**Requirement**:
Each entry must be reproduced precisely as it stands.

-- START Input data --

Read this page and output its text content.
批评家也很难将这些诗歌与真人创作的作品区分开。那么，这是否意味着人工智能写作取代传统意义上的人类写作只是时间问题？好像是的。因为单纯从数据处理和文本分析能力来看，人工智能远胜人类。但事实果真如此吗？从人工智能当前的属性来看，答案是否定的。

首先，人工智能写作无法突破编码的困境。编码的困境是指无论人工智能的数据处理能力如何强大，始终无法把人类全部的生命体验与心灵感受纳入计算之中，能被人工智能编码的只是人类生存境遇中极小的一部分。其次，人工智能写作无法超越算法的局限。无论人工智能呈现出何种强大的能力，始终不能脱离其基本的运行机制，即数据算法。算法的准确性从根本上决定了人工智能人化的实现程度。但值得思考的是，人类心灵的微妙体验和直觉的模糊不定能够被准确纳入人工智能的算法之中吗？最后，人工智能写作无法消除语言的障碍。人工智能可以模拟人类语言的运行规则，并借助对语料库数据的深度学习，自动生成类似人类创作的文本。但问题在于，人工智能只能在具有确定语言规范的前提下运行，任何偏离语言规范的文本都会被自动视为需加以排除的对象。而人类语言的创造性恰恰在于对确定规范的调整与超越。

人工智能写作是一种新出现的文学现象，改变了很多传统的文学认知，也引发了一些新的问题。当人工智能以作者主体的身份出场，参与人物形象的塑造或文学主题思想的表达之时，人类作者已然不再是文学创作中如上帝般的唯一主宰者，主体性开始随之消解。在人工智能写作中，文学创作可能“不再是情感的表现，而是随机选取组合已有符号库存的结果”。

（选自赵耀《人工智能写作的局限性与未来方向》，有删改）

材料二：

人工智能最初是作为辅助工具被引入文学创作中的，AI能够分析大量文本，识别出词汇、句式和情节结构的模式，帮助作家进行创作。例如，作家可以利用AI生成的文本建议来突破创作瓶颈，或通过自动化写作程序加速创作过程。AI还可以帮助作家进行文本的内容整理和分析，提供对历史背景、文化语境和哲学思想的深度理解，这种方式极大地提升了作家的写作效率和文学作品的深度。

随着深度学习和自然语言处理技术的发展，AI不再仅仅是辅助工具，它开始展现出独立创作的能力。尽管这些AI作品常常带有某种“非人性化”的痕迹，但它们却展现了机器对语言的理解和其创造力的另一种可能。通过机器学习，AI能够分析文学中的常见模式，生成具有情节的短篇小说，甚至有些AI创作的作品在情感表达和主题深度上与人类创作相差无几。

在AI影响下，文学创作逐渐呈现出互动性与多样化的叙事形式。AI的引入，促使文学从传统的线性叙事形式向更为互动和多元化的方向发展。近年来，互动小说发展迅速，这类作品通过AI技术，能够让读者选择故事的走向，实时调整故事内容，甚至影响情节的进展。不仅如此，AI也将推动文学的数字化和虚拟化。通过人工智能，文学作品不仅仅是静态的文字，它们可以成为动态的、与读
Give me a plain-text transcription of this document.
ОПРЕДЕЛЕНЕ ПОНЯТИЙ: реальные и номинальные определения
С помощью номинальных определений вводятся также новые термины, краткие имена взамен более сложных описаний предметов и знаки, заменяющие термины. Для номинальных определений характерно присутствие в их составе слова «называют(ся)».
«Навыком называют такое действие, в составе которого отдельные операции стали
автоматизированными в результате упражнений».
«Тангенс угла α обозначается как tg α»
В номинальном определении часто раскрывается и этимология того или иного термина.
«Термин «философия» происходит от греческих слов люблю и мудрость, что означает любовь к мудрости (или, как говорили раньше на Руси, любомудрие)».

-- END Input data --

**Exercise output**:
Read this page and output its text content.
批评家也很难将这些诗歌与真人创作的作品区分开。那么，这是否意味着人工智能写作取代传统意义上的人类写作只是时间问题？好像是的。因为单纯从数据处理和文本分析能力来看，人工智能远胜人类。但事实果真如此吗？从人工智能当前的属性来看，答案是否定的。

首先，人工智能写作无法突破编码的困境。编码的困境是指无论人工智能的数据处理能力如何强大，始终无法把人类全部的生命体验与心灵感受纳入计算之中，能被人工智能编码的只是人类生存境遇中极小的一部分。其次，人工智能写作无法超越算法的局限。无论人工智能呈现出何种强大的能力，始终不能脱离其基本的运行机制，即数据算法。算法的准确性从根本上决定了人工智能人化的实现程度。但值得思考的是，人类心灵的微妙体验和直觉的模糊不定能够被准确纳入人工智能的算法之中吗？最后，人工智能写作无法消除语言的障碍。人工智能可以模拟人类语言的运行规则，并借助对语料库数据的深度学习，自动生成类似人类创作的文本。但问题在于，人工智能只能在具有确定语言规范的前提下运行，任何偏离语言规范的文本都会被自动视为需加以排除的对象。而人类语言的创造性恰恰在于对确定规范的调整与超越。

人工智能写作是一种新出现的文学现象，改变了很多传统的文学认知，也引发了一些新的问题。当人工智能以作者主体的身份出场，参与人物形象的塑造或文学主题思想的表达之时，人类作者已然不再是文学创作中如上帝般的唯一主宰者，主体性开始随之消解。在人工智能写作中，文学创作可能“不再是情感的表现，而是随机选取组合已有符号库存的结果”。

（选自赵耀《人工智能写作的局限性与未来方向》，有删改）

材料二：

人工智能最初是作为辅助工具被引入文学创作中的，AI能够分析大量文本，识别出词汇、句式和情节结构的模式，帮助作家进行创作。例如，作家可以利用AI生成的文本建议来突破创作瓶颈，或通过自动化写作程序加速创作过程。AI还可以帮助作家进行文本的内容整理和分析，提供对历史背景、文化语境和哲学思想的深度理解，这种方式极大地提升了作家的写作效率和文学作品的深度。

随着深度学习和自然语言处理技术的发展，AI不再仅仅是辅助工具，它开始展现出独立创作的能力。尽管这些AI作品常常带有某种“非人性化”的痕迹，但它们却展现了机器对语言的理解和其创造力的另一种可能。通过机器学习，AI能够分析文学中的常见模式，生成具有情节的短篇小说，甚至有些AI创作的作品在情感表达和主题深度上与人类创作相差无几。

在AI影响下，文学创作逐渐呈现出互动性与多样化的叙事形式。AI的引入，促使文学从传统的线性叙事形式向更为互动和多元化的方向发展。近年来，互动小说发展迅速，这类作品通过AI技术，能够让读者选择故事的走向，实时调整故事内容，甚至影响情节的进展。不仅如此，AI也将推动文学的数字化和虚拟化。通过人工智能，文学作品不仅仅是静态的文字，它们可以成为动态的、与读
Give me a plain-text transcription of this document.
ОПРЕДЕЛЕНЕ ПОНЯТИЙ: реальные и номинальные определения
С помощью номинальных определений вводятся также новые термины, краткие имена взамен более сложных описаний предметов и знаки, заменяющие термины. Для номинальных определений характерно присутствие в их составе слова «называют(ся)».
«Навыком называют такое действие, в составе которого отдельные операции стали
автоматизированными в результате упражнений».
«Тангенс угла α обозначается как tg α»
В номинальном определении часто раскрывается и этимология того или иного термина.
«Термин «философия» происходит от греческих слов люблю и мудрость, что означает любовь к мудрости (или, как говорили раньше на Руси, любомудрие)».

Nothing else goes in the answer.